> _What you need to do_
Set down, word for word, the part of the Macbeth and Pushkin sonnet text below that runs from "И в наши дни" to "мечты мгновенно заключал.".

> _Extract_
##############################

When the hurlyburly's done,
When the battle's lost and won.
Third Witch
That will be ere the set of sun.
First Witch
Where the place?
Second Witch
Upon the heath.
Third Witch
There to meet with Macbeth.
First Witch
I come, Graymalkin!
Second Witch
Paddock calls.
Third Witch
Anon.
ALL
Fair is foul, and foul is fair:
Hover through the fog and filthy air.
Exeunt
In his Sonet (“A Sonnet,” 1830) Pushkin mentions tvorets Makbeta (the author of Macbeth) who loved a sonnet’s play:
Scorn not the sonnet, critic.
Wordsworth
Суровый Дант не презирал сонета;
В нём жар любви Петрарка изливал;
Игру его любил творец Макбета;
Им скорбну мысль Камоэнс облекал.
И в наши дни пленяет он поэта:
Вордсворт его орудием избрал,
Когда вдали от суетного света
Природы он рисует идеал.
Под сенью гор Тавриды отдаленной
Певец Литвы в размер его стесненный
Свои мечты мгновенно заключал.
У нас ещё его не знали девы,
Как для него уж Дельвиг забывал
Гекзаметра священные напевы.
Scorn not the sonnet, critic.
Wordsworth
Stern Dante did not despise the sonnet;
Into it Petrarch poured out the ardor of love;
Its play the creator of Macbeth loved;
With it Camoes clothed his sorrowful thought.

##############################

> _Dataset rows_

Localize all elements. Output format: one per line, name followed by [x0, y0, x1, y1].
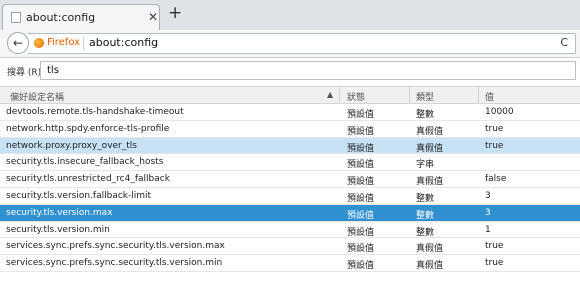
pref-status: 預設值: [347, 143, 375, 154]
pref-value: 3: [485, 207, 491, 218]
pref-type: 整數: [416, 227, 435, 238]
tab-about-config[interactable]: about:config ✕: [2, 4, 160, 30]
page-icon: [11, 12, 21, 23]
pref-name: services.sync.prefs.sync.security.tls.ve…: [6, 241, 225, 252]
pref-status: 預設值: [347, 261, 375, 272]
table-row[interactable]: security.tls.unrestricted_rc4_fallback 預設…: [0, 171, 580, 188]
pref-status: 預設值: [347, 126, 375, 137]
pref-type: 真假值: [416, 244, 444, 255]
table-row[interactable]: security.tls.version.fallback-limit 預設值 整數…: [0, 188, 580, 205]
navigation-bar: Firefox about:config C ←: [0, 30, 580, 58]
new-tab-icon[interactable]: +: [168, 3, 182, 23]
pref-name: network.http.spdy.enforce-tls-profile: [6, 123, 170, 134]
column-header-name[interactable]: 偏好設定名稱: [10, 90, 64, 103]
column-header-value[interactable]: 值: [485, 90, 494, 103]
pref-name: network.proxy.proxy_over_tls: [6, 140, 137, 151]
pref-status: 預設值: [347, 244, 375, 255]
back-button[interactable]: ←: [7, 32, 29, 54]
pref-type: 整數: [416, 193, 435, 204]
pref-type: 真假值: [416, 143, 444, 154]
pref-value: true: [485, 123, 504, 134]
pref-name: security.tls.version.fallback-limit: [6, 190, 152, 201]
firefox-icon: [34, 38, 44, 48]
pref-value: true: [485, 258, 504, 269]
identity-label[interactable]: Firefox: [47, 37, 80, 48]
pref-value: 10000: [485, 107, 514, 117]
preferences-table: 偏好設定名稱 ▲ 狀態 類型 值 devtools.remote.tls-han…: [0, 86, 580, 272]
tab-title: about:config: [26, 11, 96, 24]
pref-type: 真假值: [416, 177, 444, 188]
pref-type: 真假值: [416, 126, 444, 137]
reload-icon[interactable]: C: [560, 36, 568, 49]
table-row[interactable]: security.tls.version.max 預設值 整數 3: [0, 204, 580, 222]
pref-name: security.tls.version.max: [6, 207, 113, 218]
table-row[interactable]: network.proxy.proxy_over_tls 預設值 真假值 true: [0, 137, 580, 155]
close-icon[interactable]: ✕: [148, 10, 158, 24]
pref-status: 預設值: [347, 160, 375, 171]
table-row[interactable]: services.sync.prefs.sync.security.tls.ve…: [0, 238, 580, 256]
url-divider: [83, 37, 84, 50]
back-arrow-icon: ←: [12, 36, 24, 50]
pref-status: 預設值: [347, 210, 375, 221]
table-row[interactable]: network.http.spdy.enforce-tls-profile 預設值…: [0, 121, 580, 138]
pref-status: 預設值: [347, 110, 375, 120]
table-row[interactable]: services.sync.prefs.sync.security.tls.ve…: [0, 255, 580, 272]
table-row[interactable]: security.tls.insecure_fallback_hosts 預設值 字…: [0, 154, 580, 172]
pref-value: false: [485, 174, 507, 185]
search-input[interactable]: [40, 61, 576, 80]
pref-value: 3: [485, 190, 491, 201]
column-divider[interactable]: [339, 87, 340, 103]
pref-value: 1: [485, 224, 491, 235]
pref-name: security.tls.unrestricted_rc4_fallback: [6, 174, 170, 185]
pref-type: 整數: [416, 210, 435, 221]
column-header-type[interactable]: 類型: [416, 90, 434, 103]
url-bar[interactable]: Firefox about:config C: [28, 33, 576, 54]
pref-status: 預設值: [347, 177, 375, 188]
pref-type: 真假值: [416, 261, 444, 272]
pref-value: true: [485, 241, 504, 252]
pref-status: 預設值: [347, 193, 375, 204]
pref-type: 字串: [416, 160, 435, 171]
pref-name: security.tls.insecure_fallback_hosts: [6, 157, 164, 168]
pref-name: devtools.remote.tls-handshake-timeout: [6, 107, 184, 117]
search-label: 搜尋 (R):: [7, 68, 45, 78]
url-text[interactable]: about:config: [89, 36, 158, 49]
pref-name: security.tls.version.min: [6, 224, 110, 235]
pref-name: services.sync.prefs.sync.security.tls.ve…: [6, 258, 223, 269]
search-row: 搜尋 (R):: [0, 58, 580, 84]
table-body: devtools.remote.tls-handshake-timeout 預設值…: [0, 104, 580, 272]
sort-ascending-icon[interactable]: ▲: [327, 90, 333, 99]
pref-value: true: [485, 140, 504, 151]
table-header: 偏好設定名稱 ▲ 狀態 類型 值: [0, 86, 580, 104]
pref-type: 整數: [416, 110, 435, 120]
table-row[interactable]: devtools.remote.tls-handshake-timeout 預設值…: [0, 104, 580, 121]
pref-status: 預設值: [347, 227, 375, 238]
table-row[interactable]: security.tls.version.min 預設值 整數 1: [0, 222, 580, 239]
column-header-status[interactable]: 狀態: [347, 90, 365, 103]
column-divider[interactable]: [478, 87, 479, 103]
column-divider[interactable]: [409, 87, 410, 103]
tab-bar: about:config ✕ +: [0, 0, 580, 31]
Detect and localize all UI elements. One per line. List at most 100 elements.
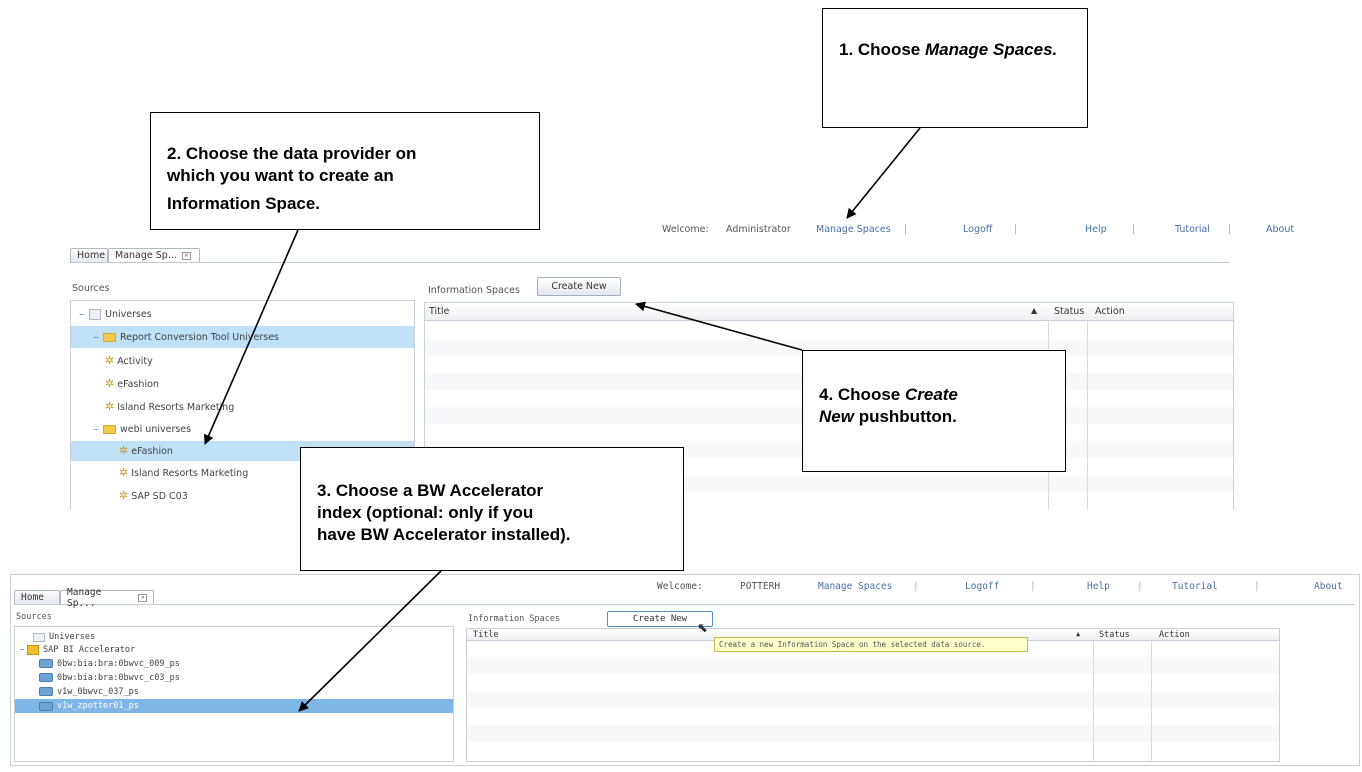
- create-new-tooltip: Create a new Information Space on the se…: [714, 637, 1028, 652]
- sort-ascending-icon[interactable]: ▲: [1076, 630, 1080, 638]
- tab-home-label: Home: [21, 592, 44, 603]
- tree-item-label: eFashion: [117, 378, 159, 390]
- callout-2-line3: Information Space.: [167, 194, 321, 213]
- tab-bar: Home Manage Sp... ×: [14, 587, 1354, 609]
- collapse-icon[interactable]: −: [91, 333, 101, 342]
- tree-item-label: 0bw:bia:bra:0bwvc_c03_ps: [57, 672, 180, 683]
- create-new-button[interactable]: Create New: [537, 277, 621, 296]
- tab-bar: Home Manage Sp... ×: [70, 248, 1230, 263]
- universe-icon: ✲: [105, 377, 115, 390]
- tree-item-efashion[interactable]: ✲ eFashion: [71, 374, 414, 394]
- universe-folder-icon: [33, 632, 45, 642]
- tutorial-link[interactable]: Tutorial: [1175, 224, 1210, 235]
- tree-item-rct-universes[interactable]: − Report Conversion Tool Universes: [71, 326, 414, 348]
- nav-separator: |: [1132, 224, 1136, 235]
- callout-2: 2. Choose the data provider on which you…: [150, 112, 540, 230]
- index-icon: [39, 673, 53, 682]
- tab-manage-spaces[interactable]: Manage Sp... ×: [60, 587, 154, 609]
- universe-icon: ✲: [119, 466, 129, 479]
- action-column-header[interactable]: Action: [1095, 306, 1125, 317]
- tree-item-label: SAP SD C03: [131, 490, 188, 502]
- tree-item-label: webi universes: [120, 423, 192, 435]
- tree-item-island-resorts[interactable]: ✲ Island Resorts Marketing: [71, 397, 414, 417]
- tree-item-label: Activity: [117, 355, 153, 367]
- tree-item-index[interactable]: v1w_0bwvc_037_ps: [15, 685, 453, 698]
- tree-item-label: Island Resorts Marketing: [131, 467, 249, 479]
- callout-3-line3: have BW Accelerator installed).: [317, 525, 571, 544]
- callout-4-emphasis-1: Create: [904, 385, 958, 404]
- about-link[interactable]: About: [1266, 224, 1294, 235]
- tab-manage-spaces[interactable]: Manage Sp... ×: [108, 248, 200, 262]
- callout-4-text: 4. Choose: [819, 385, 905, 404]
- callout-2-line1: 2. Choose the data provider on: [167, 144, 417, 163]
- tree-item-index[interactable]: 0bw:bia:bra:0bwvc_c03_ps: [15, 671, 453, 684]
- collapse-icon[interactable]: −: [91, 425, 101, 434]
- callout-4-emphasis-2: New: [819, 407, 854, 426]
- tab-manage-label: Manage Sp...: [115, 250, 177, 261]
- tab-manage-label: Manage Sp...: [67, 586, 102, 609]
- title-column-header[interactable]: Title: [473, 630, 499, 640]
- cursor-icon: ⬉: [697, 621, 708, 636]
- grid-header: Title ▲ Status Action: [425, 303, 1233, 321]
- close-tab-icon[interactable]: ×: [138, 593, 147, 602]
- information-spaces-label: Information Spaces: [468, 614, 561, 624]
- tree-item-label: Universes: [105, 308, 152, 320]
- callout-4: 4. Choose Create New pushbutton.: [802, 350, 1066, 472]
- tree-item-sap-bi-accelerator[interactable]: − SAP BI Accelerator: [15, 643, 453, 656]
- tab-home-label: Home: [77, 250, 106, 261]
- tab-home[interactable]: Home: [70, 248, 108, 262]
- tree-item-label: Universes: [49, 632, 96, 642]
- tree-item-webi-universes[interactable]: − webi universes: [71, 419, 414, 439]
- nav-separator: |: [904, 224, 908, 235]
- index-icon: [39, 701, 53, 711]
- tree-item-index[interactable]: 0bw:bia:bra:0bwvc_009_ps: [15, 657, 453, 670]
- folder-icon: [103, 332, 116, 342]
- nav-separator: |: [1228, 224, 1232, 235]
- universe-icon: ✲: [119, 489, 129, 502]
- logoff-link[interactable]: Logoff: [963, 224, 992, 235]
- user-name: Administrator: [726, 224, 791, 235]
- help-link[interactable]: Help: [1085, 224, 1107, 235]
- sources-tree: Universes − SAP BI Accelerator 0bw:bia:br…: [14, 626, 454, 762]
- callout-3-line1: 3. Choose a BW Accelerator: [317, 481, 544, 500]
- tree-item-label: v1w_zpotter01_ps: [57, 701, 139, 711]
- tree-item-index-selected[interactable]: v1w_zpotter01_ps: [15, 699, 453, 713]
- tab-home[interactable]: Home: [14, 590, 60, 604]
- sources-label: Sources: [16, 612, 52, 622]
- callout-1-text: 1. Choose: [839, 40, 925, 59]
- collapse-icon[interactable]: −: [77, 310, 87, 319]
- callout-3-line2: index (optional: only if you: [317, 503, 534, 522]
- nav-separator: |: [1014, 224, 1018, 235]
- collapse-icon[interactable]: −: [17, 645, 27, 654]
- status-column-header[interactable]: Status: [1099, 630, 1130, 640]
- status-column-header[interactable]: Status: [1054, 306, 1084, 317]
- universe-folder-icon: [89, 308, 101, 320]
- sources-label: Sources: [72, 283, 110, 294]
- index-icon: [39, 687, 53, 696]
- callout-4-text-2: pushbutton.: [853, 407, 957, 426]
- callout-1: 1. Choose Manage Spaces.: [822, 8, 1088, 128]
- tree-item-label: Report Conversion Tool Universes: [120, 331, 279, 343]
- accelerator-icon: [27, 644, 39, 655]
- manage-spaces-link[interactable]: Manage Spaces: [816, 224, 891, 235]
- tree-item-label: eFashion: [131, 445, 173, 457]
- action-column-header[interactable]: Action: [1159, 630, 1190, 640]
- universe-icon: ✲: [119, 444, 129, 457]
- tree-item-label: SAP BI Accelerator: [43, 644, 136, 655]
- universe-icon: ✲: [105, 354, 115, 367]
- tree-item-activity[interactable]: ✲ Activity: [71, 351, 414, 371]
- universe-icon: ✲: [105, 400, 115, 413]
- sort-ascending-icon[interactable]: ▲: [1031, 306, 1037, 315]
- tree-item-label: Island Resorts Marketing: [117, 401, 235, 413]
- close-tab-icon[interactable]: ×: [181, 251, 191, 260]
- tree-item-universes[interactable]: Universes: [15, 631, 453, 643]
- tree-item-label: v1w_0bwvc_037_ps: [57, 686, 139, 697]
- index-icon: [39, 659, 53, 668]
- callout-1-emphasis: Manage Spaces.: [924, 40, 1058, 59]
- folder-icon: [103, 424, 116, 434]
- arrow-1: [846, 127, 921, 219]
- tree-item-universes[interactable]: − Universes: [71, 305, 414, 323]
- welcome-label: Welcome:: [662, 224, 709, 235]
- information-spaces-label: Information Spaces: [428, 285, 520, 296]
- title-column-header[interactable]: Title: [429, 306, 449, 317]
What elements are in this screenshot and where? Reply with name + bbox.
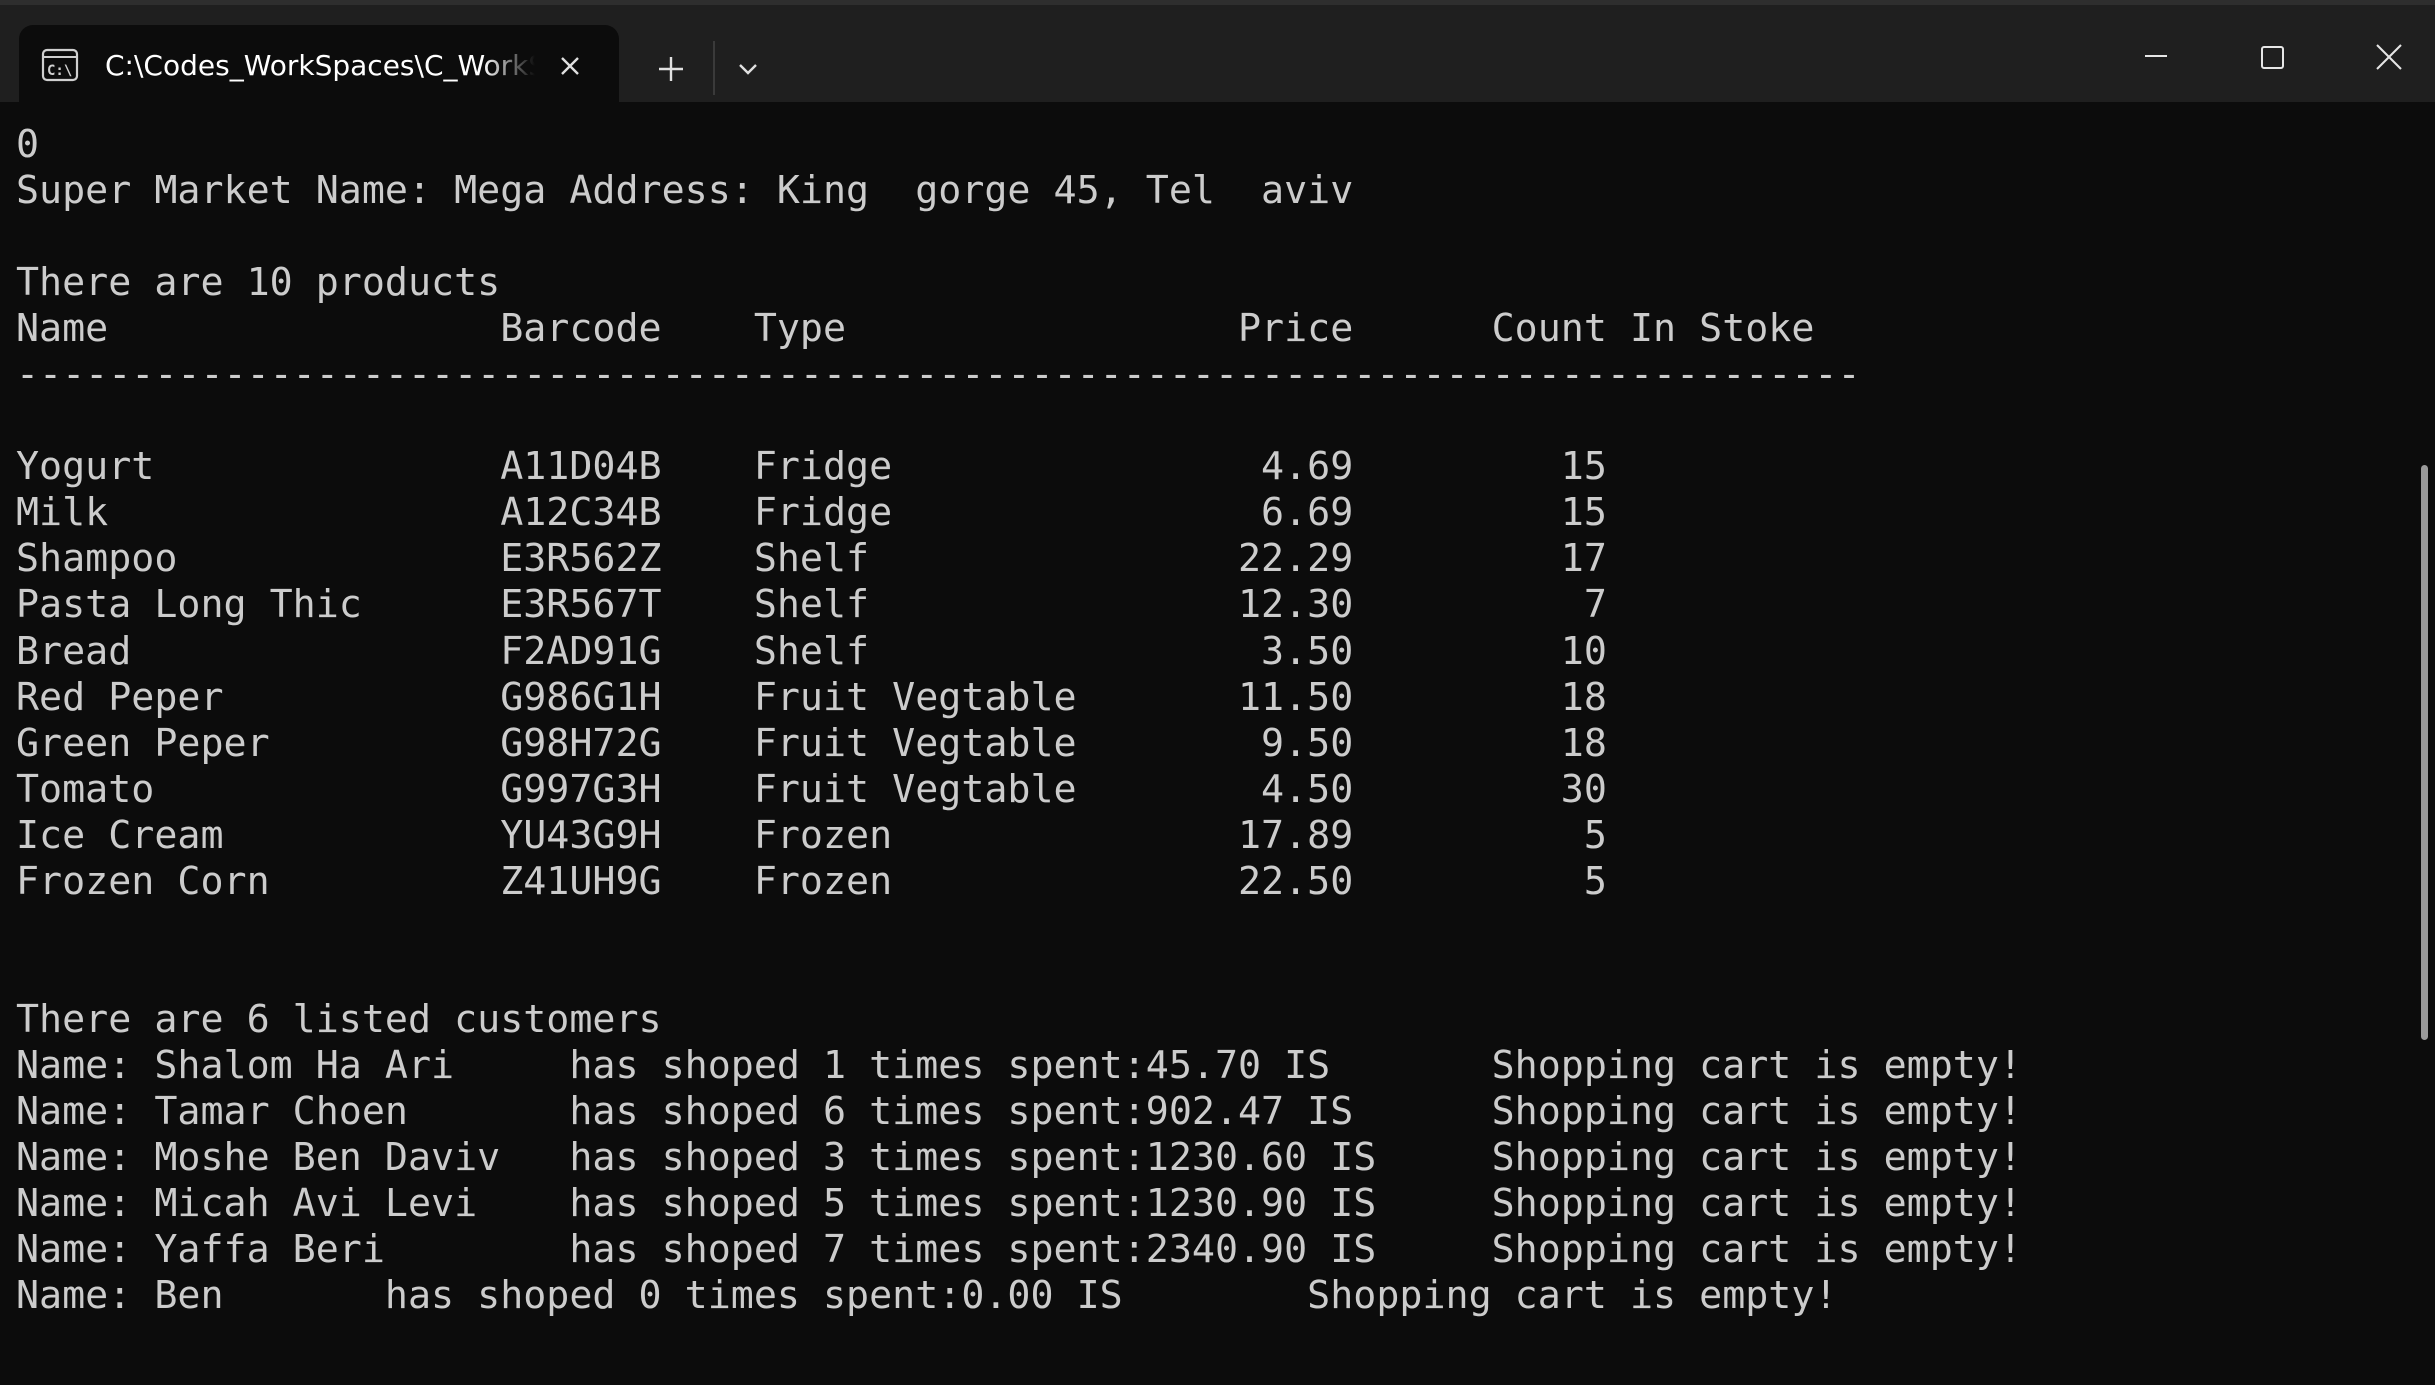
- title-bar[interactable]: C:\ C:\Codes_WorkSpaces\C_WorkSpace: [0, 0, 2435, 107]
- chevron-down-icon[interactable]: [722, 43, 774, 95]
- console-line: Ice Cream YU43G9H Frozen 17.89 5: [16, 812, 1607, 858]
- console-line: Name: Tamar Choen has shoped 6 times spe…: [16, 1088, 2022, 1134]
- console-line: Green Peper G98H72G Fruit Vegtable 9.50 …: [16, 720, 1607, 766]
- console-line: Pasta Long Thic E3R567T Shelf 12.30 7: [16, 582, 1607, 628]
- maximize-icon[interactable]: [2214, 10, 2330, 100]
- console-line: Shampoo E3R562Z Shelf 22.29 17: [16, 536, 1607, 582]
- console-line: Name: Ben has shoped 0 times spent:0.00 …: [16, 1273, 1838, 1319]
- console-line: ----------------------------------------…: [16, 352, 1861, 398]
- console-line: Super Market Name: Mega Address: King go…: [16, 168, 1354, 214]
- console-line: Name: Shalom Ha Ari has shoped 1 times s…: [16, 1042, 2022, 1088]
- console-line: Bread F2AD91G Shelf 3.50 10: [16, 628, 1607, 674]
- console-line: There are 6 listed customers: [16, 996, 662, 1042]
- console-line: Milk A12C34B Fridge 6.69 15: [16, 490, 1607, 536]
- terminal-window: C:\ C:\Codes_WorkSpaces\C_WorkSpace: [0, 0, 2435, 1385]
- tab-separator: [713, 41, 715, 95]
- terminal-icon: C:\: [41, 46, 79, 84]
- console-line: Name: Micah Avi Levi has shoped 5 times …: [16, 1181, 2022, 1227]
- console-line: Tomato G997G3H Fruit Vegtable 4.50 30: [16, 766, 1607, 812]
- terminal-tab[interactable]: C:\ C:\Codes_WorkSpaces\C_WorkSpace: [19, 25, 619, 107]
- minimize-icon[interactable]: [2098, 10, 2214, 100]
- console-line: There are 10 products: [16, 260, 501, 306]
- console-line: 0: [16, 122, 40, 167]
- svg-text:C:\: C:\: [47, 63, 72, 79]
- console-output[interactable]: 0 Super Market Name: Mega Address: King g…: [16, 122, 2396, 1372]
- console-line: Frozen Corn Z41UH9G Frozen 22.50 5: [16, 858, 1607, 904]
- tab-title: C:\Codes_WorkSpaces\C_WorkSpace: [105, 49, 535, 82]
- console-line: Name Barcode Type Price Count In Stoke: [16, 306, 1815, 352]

##############################

> _Task answer_
И в наши дни пленяет он поэта:
Вордсворт его орудием избрал,
Когда вдали от суетного света
Природы он рисует идеал.
Под сенью гор Тавриды отдаленной
Певец Литвы в размер его стесненный
Свои мечты мгновенно заключал.